Reproduce each line from the records that holds "this".

Entries taken from a collection:
*-*-*
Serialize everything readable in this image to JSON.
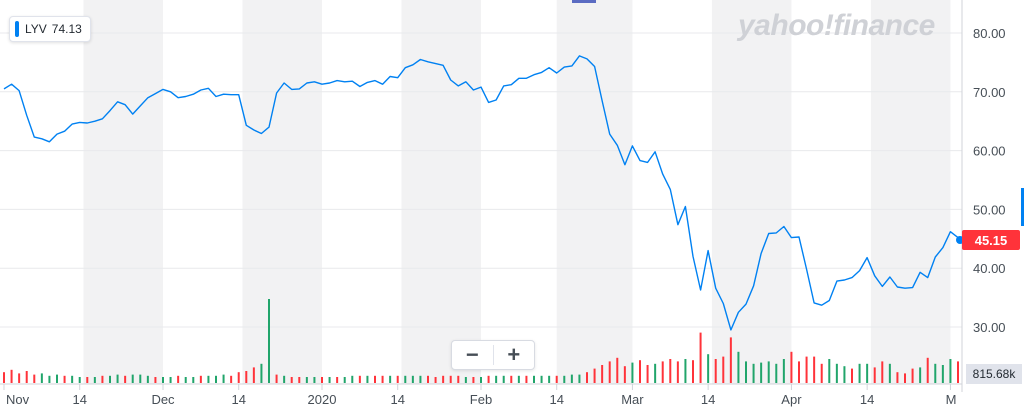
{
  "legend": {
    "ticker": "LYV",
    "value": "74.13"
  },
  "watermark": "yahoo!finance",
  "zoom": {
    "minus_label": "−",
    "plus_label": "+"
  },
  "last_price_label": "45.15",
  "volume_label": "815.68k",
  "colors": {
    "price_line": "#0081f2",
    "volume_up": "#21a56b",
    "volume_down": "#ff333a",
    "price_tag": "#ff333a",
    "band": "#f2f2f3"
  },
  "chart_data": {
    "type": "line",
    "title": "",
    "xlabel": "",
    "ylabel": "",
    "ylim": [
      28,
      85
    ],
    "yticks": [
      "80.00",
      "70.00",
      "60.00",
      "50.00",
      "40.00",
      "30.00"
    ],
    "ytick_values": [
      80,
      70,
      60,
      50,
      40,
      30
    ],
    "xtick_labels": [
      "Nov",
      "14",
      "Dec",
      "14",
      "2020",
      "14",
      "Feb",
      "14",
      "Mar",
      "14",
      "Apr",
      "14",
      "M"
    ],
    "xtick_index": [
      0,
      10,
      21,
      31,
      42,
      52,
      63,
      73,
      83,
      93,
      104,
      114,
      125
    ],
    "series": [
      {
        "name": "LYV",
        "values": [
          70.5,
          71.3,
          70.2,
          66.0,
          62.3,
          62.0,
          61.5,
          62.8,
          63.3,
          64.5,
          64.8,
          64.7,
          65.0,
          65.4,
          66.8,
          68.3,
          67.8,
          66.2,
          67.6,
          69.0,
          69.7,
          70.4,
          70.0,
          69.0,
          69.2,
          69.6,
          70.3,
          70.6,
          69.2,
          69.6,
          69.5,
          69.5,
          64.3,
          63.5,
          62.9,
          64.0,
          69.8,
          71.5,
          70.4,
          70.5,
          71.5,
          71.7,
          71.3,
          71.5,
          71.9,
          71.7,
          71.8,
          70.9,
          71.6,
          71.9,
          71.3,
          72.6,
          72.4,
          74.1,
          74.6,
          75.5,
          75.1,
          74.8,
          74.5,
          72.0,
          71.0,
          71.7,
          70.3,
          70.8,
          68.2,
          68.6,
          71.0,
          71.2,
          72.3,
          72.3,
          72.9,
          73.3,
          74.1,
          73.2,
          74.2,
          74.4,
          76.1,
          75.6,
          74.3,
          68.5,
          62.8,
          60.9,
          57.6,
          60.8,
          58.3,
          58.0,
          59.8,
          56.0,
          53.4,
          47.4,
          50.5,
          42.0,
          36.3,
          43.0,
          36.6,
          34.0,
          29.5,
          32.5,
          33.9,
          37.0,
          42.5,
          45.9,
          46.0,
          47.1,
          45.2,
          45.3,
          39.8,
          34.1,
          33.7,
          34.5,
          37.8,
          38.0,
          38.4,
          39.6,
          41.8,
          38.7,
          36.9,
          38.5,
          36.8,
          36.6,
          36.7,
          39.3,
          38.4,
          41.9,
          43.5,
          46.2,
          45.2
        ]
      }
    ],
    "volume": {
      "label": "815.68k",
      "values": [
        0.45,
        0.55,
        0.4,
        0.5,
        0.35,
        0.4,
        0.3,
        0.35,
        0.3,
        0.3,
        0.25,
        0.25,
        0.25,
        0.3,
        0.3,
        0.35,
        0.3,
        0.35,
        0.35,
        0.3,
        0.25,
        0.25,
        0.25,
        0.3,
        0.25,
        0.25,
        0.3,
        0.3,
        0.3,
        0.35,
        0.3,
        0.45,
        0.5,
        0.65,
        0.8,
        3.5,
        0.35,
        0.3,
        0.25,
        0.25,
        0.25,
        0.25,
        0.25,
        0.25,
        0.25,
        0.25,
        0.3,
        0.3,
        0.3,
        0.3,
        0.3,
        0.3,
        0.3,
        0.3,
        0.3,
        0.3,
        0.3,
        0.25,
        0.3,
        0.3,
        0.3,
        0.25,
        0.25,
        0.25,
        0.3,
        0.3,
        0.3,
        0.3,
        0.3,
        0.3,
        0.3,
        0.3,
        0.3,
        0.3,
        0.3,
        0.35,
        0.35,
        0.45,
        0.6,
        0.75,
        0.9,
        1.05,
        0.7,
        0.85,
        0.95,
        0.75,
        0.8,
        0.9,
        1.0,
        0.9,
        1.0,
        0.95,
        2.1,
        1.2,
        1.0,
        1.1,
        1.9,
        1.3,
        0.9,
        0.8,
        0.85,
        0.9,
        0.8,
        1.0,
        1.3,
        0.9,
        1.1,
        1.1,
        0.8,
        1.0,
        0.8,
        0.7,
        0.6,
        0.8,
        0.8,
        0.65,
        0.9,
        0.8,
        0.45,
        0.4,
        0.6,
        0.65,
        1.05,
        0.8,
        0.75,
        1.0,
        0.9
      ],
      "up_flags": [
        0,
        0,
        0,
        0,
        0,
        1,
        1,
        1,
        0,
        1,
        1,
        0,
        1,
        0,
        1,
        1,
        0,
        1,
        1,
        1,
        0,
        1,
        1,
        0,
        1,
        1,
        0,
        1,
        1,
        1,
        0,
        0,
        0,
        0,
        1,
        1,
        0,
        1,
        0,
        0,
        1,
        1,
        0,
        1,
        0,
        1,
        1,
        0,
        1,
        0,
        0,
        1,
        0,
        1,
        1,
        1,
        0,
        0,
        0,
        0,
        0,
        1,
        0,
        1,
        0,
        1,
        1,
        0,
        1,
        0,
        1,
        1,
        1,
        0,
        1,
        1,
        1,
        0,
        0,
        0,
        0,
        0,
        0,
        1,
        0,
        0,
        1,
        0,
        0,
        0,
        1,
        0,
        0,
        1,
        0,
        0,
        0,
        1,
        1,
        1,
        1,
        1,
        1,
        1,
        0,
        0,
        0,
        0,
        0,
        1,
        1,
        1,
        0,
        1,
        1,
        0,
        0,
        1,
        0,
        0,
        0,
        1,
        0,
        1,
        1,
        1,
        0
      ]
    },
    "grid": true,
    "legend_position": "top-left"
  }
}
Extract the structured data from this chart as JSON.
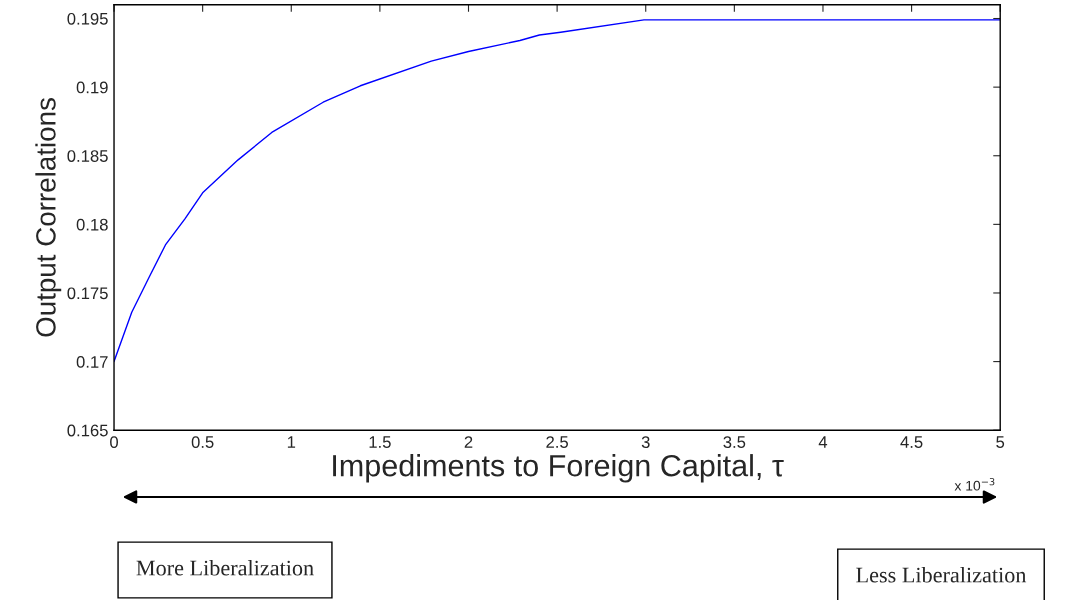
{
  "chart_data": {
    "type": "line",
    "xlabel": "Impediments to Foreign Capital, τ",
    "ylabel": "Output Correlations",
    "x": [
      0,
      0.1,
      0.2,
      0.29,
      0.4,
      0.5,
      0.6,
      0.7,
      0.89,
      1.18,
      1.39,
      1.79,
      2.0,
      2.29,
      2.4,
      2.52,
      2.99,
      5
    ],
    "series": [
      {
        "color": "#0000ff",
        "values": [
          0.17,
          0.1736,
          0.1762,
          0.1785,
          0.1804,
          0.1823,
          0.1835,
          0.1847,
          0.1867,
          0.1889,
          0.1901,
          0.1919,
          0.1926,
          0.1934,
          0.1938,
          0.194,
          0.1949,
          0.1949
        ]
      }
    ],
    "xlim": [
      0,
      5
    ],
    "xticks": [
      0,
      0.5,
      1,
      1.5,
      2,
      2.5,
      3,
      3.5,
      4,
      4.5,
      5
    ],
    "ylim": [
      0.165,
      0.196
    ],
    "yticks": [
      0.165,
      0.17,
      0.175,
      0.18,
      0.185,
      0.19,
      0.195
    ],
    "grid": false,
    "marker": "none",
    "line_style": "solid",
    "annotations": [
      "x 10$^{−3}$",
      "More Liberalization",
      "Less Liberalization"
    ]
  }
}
*-*-*
** Expected answer **
Serialize everything readable in this image to JSON.
Extract the structured data from this chart as JSON.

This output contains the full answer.